Exercise: Exactly reproduce each record listed below.

Provided records:
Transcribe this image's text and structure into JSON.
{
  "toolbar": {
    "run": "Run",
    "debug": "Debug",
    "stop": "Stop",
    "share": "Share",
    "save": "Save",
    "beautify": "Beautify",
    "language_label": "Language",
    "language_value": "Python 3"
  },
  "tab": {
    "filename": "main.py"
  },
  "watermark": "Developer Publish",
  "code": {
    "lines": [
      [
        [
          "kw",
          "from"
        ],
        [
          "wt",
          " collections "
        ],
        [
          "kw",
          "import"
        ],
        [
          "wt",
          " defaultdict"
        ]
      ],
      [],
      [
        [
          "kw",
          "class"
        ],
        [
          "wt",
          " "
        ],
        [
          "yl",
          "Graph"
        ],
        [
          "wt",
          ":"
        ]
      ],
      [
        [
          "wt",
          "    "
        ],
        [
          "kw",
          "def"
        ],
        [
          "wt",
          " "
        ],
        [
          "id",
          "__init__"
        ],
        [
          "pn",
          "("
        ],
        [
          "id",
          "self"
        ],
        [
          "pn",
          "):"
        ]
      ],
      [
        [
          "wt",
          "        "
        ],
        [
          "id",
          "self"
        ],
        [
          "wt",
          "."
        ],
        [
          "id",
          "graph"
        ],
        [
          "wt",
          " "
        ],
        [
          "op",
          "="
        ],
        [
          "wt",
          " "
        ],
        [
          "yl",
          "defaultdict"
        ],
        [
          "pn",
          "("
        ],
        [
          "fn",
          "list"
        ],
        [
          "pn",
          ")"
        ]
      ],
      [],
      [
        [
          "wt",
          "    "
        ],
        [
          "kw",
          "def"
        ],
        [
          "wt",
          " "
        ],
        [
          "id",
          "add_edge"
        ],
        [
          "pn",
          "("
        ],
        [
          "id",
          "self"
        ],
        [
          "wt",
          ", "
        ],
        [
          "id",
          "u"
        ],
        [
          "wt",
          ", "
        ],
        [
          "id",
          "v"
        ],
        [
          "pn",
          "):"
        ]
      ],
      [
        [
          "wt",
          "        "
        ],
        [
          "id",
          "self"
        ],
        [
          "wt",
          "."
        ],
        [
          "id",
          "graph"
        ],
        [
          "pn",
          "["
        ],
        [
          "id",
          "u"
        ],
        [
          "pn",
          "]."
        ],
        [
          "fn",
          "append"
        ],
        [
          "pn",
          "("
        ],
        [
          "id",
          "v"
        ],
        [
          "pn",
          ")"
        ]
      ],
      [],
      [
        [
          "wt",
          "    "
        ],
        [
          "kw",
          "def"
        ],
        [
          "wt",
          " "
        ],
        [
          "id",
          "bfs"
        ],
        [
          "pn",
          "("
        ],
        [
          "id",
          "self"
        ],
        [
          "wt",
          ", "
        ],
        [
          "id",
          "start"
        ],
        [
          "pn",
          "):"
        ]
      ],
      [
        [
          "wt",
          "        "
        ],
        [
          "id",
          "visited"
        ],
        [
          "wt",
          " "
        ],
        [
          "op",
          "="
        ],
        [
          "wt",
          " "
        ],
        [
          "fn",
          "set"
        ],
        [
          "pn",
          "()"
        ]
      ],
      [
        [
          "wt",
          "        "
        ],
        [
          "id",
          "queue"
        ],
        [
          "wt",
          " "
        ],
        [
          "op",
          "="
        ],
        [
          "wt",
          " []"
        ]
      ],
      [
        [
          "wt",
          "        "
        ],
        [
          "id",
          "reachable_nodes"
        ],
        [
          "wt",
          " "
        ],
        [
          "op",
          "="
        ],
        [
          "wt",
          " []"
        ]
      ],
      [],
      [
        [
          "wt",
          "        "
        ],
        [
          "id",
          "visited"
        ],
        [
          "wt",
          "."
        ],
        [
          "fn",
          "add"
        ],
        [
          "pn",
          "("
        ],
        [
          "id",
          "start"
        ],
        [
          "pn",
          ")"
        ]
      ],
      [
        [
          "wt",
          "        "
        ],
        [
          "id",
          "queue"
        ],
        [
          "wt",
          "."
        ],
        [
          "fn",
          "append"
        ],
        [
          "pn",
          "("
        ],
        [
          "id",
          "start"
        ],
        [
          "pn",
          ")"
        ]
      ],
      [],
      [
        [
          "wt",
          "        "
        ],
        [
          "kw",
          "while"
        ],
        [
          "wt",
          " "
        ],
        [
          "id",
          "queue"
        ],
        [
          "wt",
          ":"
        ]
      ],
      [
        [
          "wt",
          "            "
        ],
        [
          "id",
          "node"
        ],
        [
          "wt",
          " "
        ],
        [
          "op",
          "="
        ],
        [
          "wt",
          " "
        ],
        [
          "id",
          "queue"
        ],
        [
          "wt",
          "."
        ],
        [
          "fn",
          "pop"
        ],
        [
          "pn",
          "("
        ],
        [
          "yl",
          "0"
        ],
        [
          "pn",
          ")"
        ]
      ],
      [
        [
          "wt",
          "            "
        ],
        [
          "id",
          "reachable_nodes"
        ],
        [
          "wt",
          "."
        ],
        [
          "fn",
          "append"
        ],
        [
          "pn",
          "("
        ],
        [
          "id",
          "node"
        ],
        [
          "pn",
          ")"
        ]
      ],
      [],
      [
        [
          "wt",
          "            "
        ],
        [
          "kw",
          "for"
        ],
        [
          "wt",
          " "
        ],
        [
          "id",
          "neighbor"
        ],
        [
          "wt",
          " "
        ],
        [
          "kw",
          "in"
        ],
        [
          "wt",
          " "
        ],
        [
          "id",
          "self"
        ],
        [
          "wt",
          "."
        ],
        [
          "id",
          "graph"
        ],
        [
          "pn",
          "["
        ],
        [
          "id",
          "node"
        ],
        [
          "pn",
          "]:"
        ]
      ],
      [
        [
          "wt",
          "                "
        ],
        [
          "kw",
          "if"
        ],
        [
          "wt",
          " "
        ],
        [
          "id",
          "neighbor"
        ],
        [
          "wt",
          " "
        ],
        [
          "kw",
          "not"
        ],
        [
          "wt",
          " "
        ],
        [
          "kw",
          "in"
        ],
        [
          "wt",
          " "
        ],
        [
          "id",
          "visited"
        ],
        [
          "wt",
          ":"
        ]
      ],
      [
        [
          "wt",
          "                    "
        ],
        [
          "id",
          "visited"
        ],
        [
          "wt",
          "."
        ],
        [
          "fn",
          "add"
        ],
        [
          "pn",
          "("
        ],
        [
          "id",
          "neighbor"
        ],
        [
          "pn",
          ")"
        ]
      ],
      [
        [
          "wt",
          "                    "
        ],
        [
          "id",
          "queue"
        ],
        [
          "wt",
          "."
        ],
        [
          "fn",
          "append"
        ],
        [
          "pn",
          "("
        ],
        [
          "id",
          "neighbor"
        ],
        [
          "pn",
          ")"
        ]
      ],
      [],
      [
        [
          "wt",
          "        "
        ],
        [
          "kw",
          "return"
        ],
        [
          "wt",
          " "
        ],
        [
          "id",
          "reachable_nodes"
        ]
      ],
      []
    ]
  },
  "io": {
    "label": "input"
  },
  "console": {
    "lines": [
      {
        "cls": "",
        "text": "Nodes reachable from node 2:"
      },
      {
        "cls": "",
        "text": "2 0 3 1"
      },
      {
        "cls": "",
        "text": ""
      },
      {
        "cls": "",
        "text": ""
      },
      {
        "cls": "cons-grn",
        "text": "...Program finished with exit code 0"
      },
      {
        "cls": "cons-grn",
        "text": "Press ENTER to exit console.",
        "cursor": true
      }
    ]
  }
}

Final result:
Transcribe this image's text and structure into JSON.
{
  "toolbar": {
    "run": "Run",
    "debug": "Debug",
    "stop": "Stop",
    "share": "Share",
    "save": "Save",
    "beautify": "Beautify",
    "language_label": "Language",
    "language_value": "Python 3"
  },
  "tab": {
    "filename": "main.py"
  },
  "watermark": "Developer Publish",
  "code": {
    "lines": [
      [
        [
          "kw",
          "from"
        ],
        [
          "wt",
          " collections "
        ],
        [
          "kw",
          "import"
        ],
        [
          "wt",
          " defaultdict"
        ]
      ],
      [],
      [
        [
          "kw",
          "class"
        ],
        [
          "wt",
          " "
        ],
        [
          "yl",
          "Graph"
        ],
        [
          "wt",
          ":"
        ]
      ],
      [
        [
          "wt",
          "    "
        ],
        [
          "kw",
          "def"
        ],
        [
          "wt",
          " "
        ],
        [
          "id",
          "__init__"
        ],
        [
          "pn",
          "("
        ],
        [
          "id",
          "self"
        ],
        [
          "pn",
          "):"
        ]
      ],
      [
        [
          "wt",
          "        "
        ],
        [
          "id",
          "self"
        ],
        [
          "wt",
          "."
        ],
        [
          "id",
          "graph"
        ],
        [
          "wt",
          " "
        ],
        [
          "op",
          "="
        ],
        [
          "wt",
          " "
        ],
        [
          "yl",
          "defaultdict"
        ],
        [
          "pn",
          "("
        ],
        [
          "fn",
          "list"
        ],
        [
          "pn",
          ")"
        ]
      ],
      [],
      [
        [
          "wt",
          "    "
        ],
        [
          "kw",
          "def"
        ],
        [
          "wt",
          " "
        ],
        [
          "id",
          "add_edge"
        ],
        [
          "pn",
          "("
        ],
        [
          "id",
          "self"
        ],
        [
          "wt",
          ", "
        ],
        [
          "id",
          "u"
        ],
        [
          "wt",
          ", "
        ],
        [
          "id",
          "v"
        ],
        [
          "pn",
          "):"
        ]
      ],
      [
        [
          "wt",
          "        "
        ],
        [
          "id",
          "self"
        ],
        [
          "wt",
          "."
        ],
        [
          "id",
          "graph"
        ],
        [
          "pn",
          "["
        ],
        [
          "id",
          "u"
        ],
        [
          "pn",
          "]."
        ],
        [
          "fn",
          "append"
        ],
        [
          "pn",
          "("
        ],
        [
          "id",
          "v"
        ],
        [
          "pn",
          ")"
        ]
      ],
      [],
      [
        [
          "wt",
          "    "
        ],
        [
          "kw",
          "def"
        ],
        [
          "wt",
          " "
        ],
        [
          "id",
          "bfs"
        ],
        [
          "pn",
          "("
        ],
        [
          "id",
          "self"
        ],
        [
          "wt",
          ", "
        ],
        [
          "id",
          "start"
        ],
        [
          "pn",
          "):"
        ]
      ],
      [
        [
          "wt",
          "        "
        ],
        [
          "id",
          "visited"
        ],
        [
          "wt",
          " "
        ],
        [
          "op",
          "="
        ],
        [
          "wt",
          " "
        ],
        [
          "fn",
          "set"
        ],
        [
          "pn",
          "()"
        ]
      ],
      [
        [
          "wt",
          "        "
        ],
        [
          "id",
          "queue"
        ],
        [
          "wt",
          " "
        ],
        [
          "op",
          "="
        ],
        [
          "wt",
          " []"
        ]
      ],
      [
        [
          "wt",
          "        "
        ],
        [
          "id",
          "reachable_nodes"
        ],
        [
          "wt",
          " "
        ],
        [
          "op",
          "="
        ],
        [
          "wt",
          " []"
        ]
      ],
      [],
      [
        [
          "wt",
          "        "
        ],
        [
          "id",
          "visited"
        ],
        [
          "wt",
          "."
        ],
        [
          "fn",
          "add"
        ],
        [
          "pn",
          "("
        ],
        [
          "id",
          "start"
        ],
        [
          "pn",
          ")"
        ]
      ],
      [
        [
          "wt",
          "        "
        ],
        [
          "id",
          "queue"
        ],
        [
          "wt",
          "."
        ],
        [
          "fn",
          "append"
        ],
        [
          "pn",
          "("
        ],
        [
          "id",
          "start"
        ],
        [
          "pn",
          ")"
        ]
      ],
      [],
      [
        [
          "wt",
          "        "
        ],
        [
          "kw",
          "while"
        ],
        [
          "wt",
          " "
        ],
        [
          "id",
          "queue"
        ],
        [
          "wt",
          ":"
        ]
      ],
      [
        [
          "wt",
          "            "
        ],
        [
          "id",
          "node"
        ],
        [
          "wt",
          " "
        ],
        [
          "op",
          "="
        ],
        [
          "wt",
          " "
        ],
        [
          "id",
          "queue"
        ],
        [
          "wt",
          "."
        ],
        [
          "fn",
          "pop"
        ],
        [
          "pn",
          "("
        ],
        [
          "yl",
          "0"
        ],
        [
          "pn",
          ")"
        ]
      ],
      [
        [
          "wt",
          "            "
        ],
        [
          "id",
          "reachable_nodes"
        ],
        [
          "wt",
          "."
        ],
        [
          "fn",
          "append"
        ],
        [
          "pn",
          "("
        ],
        [
          "id",
          "node"
        ],
        [
          "pn",
          ")"
        ]
      ],
      [],
      [
        [
          "wt",
          "            "
        ],
        [
          "kw",
          "for"
        ],
        [
          "wt",
          " "
        ],
        [
          "id",
          "neighbor"
        ],
        [
          "wt",
          " "
        ],
        [
          "kw",
          "in"
        ],
        [
          "wt",
          " "
        ],
        [
          "id",
          "self"
        ],
        [
          "wt",
          "."
        ],
        [
          "id",
          "graph"
        ],
        [
          "pn",
          "["
        ],
        [
          "id",
          "node"
        ],
        [
          "pn",
          "]:"
        ]
      ],
      [
        [
          "wt",
          "                "
        ],
        [
          "kw",
          "if"
        ],
        [
          "wt",
          " "
        ],
        [
          "id",
          "neighbor"
        ],
        [
          "wt",
          " "
        ],
        [
          "kw",
          "not"
        ],
        [
          "wt",
          " "
        ],
        [
          "kw",
          "in"
        ],
        [
          "wt",
          " "
        ],
        [
          "id",
          "visited"
        ],
        [
          "wt",
          ":"
        ]
      ],
      [
        [
          "wt",
          "                    "
        ],
        [
          "id",
          "visited"
        ],
        [
          "wt",
          "."
        ],
        [
          "fn",
          "add"
        ],
        [
          "pn",
          "("
        ],
        [
          "id",
          "neighbor"
        ],
        [
          "pn",
          ")"
        ]
      ],
      [
        [
          "wt",
          "                    "
        ],
        [
          "id",
          "queue"
        ],
        [
          "wt",
          "."
        ],
        [
          "fn",
          "append"
        ],
        [
          "pn",
          "("
        ],
        [
          "id",
          "neighbor"
        ],
        [
          "pn",
          ")"
        ]
      ],
      [],
      [
        [
          "wt",
          "        "
        ],
        [
          "kw",
          "return"
        ],
        [
          "wt",
          " "
        ],
        [
          "id",
          "reachable_nodes"
        ]
      ],
      []
    ]
  },
  "io": {
    "label": "input"
  },
  "console": {
    "lines": [
      {
        "cls": "",
        "text": "Nodes reachable from node 2:"
      },
      {
        "cls": "",
        "text": "2 0 3 1"
      },
      {
        "cls": "",
        "text": ""
      },
      {
        "cls": "",
        "text": ""
      },
      {
        "cls": "cons-grn",
        "text": "...Program finished with exit code 0"
      },
      {
        "cls": "cons-grn",
        "text": "Press ENTER to exit console.",
        "cursor": true
      }
    ]
  }
}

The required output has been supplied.